## [Saved data entries]
= = = = = = =

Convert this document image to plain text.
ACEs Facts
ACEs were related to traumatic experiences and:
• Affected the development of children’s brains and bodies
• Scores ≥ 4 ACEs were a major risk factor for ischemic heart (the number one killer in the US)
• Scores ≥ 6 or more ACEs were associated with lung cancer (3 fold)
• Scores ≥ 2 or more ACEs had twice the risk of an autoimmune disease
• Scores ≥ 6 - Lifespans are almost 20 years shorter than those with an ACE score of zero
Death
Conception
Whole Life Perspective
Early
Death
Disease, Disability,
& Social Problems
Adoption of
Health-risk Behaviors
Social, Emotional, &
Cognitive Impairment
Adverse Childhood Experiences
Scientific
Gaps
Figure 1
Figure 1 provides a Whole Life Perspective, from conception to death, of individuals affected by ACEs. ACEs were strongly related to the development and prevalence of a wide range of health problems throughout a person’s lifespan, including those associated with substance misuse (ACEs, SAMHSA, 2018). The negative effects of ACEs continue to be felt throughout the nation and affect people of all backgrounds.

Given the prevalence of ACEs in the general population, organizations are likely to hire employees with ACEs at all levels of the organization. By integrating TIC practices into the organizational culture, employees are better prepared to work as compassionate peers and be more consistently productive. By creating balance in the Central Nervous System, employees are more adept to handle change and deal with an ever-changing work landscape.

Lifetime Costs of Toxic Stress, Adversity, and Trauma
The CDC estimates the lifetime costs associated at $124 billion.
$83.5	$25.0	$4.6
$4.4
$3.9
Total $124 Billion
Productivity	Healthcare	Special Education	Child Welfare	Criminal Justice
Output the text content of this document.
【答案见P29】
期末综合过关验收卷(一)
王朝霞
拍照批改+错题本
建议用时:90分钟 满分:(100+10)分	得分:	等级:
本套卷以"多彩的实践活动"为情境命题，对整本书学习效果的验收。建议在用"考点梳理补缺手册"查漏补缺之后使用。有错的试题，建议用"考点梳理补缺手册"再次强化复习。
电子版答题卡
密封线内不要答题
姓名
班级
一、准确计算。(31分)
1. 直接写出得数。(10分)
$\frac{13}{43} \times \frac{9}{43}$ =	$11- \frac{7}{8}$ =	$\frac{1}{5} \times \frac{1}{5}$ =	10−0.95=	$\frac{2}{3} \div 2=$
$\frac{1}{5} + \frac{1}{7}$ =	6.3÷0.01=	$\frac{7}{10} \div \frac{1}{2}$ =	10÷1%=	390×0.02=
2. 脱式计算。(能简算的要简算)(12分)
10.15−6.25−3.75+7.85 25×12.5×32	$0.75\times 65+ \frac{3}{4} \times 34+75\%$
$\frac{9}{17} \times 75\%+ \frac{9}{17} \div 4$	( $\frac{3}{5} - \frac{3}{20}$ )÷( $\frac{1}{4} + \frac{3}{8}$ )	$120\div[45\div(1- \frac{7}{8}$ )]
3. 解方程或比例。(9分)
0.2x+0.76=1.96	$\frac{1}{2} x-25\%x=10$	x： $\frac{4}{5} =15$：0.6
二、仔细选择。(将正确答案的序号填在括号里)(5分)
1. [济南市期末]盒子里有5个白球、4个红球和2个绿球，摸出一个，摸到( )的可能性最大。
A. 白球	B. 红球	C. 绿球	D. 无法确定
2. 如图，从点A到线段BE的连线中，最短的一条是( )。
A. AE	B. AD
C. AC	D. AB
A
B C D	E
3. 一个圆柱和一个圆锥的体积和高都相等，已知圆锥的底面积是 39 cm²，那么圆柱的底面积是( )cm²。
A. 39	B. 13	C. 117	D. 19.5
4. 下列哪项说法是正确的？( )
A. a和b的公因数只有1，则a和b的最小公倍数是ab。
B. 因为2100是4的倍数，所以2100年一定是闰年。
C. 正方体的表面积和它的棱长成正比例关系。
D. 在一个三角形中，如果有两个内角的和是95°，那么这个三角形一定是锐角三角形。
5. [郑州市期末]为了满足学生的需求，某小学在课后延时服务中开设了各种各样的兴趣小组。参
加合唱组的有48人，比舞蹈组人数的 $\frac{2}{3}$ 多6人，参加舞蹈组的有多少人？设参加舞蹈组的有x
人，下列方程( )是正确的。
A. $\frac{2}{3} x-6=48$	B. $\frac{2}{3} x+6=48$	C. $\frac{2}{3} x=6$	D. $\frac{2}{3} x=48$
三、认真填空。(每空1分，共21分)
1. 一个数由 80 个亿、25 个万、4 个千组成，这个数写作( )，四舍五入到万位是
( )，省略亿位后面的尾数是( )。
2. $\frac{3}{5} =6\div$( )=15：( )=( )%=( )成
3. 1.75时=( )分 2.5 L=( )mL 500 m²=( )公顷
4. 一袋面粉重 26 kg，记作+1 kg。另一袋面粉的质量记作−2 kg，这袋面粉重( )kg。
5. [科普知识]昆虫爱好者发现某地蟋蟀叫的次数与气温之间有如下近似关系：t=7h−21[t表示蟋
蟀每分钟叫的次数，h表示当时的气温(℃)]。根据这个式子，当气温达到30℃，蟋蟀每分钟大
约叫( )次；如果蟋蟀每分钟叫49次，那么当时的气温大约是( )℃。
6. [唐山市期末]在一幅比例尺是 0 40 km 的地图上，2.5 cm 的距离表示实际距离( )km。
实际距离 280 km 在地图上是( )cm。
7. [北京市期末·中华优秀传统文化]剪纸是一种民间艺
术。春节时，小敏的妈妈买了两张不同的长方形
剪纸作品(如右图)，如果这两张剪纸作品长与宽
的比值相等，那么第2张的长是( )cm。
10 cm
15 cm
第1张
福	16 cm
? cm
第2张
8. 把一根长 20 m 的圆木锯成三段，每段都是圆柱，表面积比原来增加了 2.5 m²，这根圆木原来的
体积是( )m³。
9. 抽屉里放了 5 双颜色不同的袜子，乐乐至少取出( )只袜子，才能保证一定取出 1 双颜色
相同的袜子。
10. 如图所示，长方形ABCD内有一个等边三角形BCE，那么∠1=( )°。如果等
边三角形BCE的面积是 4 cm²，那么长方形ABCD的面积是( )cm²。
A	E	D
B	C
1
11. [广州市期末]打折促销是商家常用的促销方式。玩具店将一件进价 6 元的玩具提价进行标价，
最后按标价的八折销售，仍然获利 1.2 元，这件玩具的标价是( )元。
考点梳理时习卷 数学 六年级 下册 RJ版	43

= = = = = = =

## [What the task requires]
Using the exact wording, write out all of the records.

## [Answer to the problem]
Convert this document image to plain text.
ACEs Facts
ACEs were related to traumatic experiences and:
• Affected the development of children’s brains and bodies
• Scores ≥ 4 ACEs were a major risk factor for ischemic heart (the number one killer in the US)
• Scores ≥ 6 or more ACEs were associated with lung cancer (3 fold)
• Scores ≥ 2 or more ACEs had twice the risk of an autoimmune disease
• Scores ≥ 6 - Lifespans are almost 20 years shorter than those with an ACE score of zero
Death
Conception
Whole Life Perspective
Early
Death
Disease, Disability,
& Social Problems
Adoption of
Health-risk Behaviors
Social, Emotional, &
Cognitive Impairment
Adverse Childhood Experiences
Scientific
Gaps
Figure 1
Figure 1 provides a Whole Life Perspective, from conception to death, of individuals affected by ACEs. ACEs were strongly related to the development and prevalence of a wide range of health problems throughout a person’s lifespan, including those associated with substance misuse (ACEs, SAMHSA, 2018). The negative effects of ACEs continue to be felt throughout the nation and affect people of all backgrounds.

Given the prevalence of ACEs in the general population, organizations are likely to hire employees with ACEs at all levels of the organization. By integrating TIC practices into the organizational culture, employees are better prepared to work as compassionate peers and be more consistently productive. By creating balance in the Central Nervous System, employees are more adept to handle change and deal with an ever-changing work landscape.

Lifetime Costs of Toxic Stress, Adversity, and Trauma
The CDC estimates the lifetime costs associated at $124 billion.
$83.5	$25.0	$4.6
$4.4
$3.9
Total $124 Billion
Productivity	Healthcare	Special Education	Child Welfare	Criminal Justice
Output the text content of this document.
【答案见P29】
期末综合过关验收卷(一)
王朝霞
拍照批改+错题本
建议用时:90分钟 满分:(100+10)分	得分:	等级:
本套卷以"多彩的实践活动"为情境命题，对整本书学习效果的验收。建议在用"考点梳理补缺手册"查漏补缺之后使用。有错的试题，建议用"考点梳理补缺手册"再次强化复习。
电子版答题卡
密封线内不要答题
姓名
班级
一、准确计算。(31分)
1. 直接写出得数。(10分)
$\frac{13}{43} \times \frac{9}{43}$ =	$11- \frac{7}{8}$ =	$\frac{1}{5} \times \frac{1}{5}$ =	10−0.95=	$\frac{2}{3} \div 2=$
$\frac{1}{5} + \frac{1}{7}$ =	6.3÷0.01=	$\frac{7}{10} \div \frac{1}{2}$ =	10÷1%=	390×0.02=
2. 脱式计算。(能简算的要简算)(12分)
10.15−6.25−3.75+7.85 25×12.5×32	$0.75\times 65+ \frac{3}{4} \times 34+75\%$
$\frac{9}{17} \times 75\%+ \frac{9}{17} \div 4$	( $\frac{3}{5} - \frac{3}{20}$ )÷( $\frac{1}{4} + \frac{3}{8}$ )	$120\div[45\div(1- \frac{7}{8}$ )]
3. 解方程或比例。(9分)
0.2x+0.76=1.96	$\frac{1}{2} x-25\%x=10$	x： $\frac{4}{5} =15$：0.6
二、仔细选择。(将正确答案的序号填在括号里)(5分)
1. [济南市期末]盒子里有5个白球、4个红球和2个绿球，摸出一个，摸到( )的可能性最大。
A. 白球	B. 红球	C. 绿球	D. 无法确定
2. 如图，从点A到线段BE的连线中，最短的一条是( )。
A. AE	B. AD
C. AC	D. AB
A
B C D	E
3. 一个圆柱和一个圆锥的体积和高都相等，已知圆锥的底面积是 39 cm²，那么圆柱的底面积是( )cm²。
A. 39	B. 13	C. 117	D. 19.5
4. 下列哪项说法是正确的？( )
A. a和b的公因数只有1，则a和b的最小公倍数是ab。
B. 因为2100是4的倍数，所以2100年一定是闰年。
C. 正方体的表面积和它的棱长成正比例关系。
D. 在一个三角形中，如果有两个内角的和是95°，那么这个三角形一定是锐角三角形。
5. [郑州市期末]为了满足学生的需求，某小学在课后延时服务中开设了各种各样的兴趣小组。参
加合唱组的有48人，比舞蹈组人数的 $\frac{2}{3}$ 多6人，参加舞蹈组的有多少人？设参加舞蹈组的有x
人，下列方程( )是正确的。
A. $\frac{2}{3} x-6=48$	B. $\frac{2}{3} x+6=48$	C. $\frac{2}{3} x=6$	D. $\frac{2}{3} x=48$
三、认真填空。(每空1分，共21分)
1. 一个数由 80 个亿、25 个万、4 个千组成，这个数写作( )，四舍五入到万位是
( )，省略亿位后面的尾数是( )。
2. $\frac{3}{5} =6\div$( )=15：( )=( )%=( )成
3. 1.75时=( )分 2.5 L=( )mL 500 m²=( )公顷
4. 一袋面粉重 26 kg，记作+1 kg。另一袋面粉的质量记作−2 kg，这袋面粉重( )kg。
5. [科普知识]昆虫爱好者发现某地蟋蟀叫的次数与气温之间有如下近似关系：t=7h−21[t表示蟋
蟀每分钟叫的次数，h表示当时的气温(℃)]。根据这个式子，当气温达到30℃，蟋蟀每分钟大
约叫( )次；如果蟋蟀每分钟叫49次，那么当时的气温大约是( )℃。
6. [唐山市期末]在一幅比例尺是 0 40 km 的地图上，2.5 cm 的距离表示实际距离( )km。
实际距离 280 km 在地图上是( )cm。
7. [北京市期末·中华优秀传统文化]剪纸是一种民间艺
术。春节时，小敏的妈妈买了两张不同的长方形
剪纸作品(如右图)，如果这两张剪纸作品长与宽
的比值相等，那么第2张的长是( )cm。
10 cm
15 cm
第1张
福	16 cm
? cm
第2张
8. 把一根长 20 m 的圆木锯成三段，每段都是圆柱，表面积比原来增加了 2.5 m²，这根圆木原来的
体积是( )m³。
9. 抽屉里放了 5 双颜色不同的袜子，乐乐至少取出( )只袜子，才能保证一定取出 1 双颜色
相同的袜子。
10. 如图所示，长方形ABCD内有一个等边三角形BCE，那么∠1=( )°。如果等
边三角形BCE的面积是 4 cm²，那么长方形ABCD的面积是( )cm²。
A	E	D
B	C
1
11. [广州市期末]打折促销是商家常用的促销方式。玩具店将一件进价 6 元的玩具提价进行标价，
最后按标价的八折销售，仍然获利 1.2 元，这件玩具的标价是( )元。
考点梳理时习卷 数学 六年级 下册 RJ版	43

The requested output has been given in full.